Among the lines below, count those with "here". Give the total alone.
* Begin Given data *
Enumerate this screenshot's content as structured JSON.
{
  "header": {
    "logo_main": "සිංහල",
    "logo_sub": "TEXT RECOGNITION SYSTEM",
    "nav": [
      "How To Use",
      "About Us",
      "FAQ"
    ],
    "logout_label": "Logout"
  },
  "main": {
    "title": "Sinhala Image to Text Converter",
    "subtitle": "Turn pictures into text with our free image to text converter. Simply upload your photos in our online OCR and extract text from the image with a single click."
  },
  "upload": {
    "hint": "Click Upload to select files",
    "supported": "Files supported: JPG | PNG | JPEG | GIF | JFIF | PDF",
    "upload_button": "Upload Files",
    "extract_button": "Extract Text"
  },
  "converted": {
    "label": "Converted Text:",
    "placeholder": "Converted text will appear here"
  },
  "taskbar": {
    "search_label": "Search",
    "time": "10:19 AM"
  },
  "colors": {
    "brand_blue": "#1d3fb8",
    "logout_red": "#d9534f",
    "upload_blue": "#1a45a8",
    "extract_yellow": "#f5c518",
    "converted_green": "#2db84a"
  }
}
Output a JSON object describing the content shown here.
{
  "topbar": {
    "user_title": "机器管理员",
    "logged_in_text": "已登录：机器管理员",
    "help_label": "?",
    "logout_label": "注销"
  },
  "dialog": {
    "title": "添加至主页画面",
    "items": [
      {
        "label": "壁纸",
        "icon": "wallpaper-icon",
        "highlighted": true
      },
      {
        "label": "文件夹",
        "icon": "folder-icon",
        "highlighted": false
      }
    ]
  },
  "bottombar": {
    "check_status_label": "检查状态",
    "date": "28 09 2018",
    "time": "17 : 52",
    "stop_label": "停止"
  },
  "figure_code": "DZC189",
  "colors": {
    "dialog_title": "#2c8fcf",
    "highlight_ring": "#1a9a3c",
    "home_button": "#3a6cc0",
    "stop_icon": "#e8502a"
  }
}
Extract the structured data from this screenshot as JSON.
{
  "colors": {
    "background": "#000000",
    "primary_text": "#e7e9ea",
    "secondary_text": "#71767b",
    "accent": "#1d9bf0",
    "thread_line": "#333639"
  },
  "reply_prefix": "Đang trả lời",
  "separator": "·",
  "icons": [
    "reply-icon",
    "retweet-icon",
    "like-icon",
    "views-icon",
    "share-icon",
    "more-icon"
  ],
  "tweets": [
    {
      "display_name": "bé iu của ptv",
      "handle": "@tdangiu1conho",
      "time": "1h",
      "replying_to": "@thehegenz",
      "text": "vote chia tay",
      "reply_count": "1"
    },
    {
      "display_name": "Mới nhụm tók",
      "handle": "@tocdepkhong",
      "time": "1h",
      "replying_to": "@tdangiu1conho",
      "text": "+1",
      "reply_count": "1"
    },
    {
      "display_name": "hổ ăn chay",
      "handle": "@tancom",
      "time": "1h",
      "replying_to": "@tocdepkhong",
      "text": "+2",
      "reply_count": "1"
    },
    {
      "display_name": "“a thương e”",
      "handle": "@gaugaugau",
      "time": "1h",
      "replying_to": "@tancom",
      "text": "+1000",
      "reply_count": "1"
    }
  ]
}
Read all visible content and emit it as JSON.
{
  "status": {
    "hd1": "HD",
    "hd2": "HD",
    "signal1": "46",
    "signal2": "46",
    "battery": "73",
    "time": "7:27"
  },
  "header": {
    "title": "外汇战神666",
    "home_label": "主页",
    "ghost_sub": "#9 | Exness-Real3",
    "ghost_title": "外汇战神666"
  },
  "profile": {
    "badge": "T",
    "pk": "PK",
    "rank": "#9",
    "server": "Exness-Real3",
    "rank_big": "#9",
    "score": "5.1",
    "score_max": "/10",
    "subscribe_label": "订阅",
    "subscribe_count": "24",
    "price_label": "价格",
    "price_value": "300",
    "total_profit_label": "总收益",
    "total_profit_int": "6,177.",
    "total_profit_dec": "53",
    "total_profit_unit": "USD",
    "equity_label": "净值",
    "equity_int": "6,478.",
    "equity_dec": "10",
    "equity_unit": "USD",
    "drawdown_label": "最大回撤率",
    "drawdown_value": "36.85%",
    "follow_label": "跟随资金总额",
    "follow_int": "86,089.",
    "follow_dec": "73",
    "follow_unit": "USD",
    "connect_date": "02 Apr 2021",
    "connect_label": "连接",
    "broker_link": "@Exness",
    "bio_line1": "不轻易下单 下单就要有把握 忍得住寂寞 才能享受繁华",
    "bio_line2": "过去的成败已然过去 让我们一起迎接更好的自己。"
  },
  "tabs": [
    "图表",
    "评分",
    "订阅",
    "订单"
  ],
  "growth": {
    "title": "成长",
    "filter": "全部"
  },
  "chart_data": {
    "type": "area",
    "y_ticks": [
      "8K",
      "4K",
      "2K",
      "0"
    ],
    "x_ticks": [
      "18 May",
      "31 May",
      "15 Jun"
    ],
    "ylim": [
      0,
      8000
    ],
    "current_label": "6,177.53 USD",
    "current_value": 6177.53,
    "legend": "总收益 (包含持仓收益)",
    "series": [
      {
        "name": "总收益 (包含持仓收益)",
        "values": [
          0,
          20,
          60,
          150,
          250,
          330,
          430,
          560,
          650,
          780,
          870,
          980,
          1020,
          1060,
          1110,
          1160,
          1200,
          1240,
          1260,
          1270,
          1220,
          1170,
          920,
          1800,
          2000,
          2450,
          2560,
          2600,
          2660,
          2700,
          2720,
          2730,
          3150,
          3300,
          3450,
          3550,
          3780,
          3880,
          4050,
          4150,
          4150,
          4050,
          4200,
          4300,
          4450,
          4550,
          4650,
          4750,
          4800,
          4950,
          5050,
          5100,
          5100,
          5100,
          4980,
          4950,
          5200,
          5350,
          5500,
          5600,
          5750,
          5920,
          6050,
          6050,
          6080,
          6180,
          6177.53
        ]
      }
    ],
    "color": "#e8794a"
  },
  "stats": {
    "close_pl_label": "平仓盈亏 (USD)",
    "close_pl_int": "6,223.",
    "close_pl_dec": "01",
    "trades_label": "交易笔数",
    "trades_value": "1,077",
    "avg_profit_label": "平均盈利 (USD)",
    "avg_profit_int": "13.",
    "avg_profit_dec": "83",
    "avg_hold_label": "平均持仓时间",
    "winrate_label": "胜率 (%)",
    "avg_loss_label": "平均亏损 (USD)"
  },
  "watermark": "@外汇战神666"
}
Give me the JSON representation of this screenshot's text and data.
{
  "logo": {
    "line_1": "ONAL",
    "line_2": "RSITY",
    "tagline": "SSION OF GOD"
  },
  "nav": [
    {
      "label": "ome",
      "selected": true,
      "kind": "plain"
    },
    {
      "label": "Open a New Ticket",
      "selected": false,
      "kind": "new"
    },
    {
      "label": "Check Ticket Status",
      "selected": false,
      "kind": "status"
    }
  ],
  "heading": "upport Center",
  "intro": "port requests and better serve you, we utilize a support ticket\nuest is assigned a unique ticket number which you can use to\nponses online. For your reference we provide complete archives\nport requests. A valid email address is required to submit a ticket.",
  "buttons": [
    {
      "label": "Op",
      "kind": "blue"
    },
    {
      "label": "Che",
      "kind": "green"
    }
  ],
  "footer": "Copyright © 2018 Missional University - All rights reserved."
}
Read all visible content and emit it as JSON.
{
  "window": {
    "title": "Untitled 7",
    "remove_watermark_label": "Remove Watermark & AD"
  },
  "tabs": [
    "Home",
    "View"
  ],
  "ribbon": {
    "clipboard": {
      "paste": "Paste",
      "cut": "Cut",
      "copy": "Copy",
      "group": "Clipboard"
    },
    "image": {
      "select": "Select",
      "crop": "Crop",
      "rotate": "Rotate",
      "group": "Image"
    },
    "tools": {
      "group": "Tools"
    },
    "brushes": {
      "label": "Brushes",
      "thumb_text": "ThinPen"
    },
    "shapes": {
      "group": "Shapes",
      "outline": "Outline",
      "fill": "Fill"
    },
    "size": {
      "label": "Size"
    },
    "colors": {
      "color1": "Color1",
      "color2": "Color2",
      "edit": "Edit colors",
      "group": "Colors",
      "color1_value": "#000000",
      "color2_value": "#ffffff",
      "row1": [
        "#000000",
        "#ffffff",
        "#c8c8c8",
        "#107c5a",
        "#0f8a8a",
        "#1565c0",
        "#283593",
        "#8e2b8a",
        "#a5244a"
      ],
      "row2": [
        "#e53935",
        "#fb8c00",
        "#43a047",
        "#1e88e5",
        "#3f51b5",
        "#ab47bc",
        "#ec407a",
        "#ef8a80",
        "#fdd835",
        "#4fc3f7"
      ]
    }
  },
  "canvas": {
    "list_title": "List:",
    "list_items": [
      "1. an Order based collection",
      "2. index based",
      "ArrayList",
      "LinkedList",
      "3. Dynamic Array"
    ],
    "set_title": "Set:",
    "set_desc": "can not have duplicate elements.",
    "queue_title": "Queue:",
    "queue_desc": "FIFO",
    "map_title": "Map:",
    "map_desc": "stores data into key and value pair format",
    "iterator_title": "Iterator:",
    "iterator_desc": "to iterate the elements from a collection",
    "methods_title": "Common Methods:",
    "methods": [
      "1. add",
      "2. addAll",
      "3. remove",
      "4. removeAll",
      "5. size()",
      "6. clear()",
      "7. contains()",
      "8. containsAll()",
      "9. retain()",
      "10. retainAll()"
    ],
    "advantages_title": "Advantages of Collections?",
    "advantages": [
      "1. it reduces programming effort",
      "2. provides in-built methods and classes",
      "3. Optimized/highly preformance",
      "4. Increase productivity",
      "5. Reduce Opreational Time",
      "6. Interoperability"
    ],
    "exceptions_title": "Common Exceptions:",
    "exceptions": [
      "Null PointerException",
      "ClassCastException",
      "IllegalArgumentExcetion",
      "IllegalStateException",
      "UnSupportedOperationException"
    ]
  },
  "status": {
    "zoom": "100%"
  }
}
* End Given data *
* **Reply to the task**
2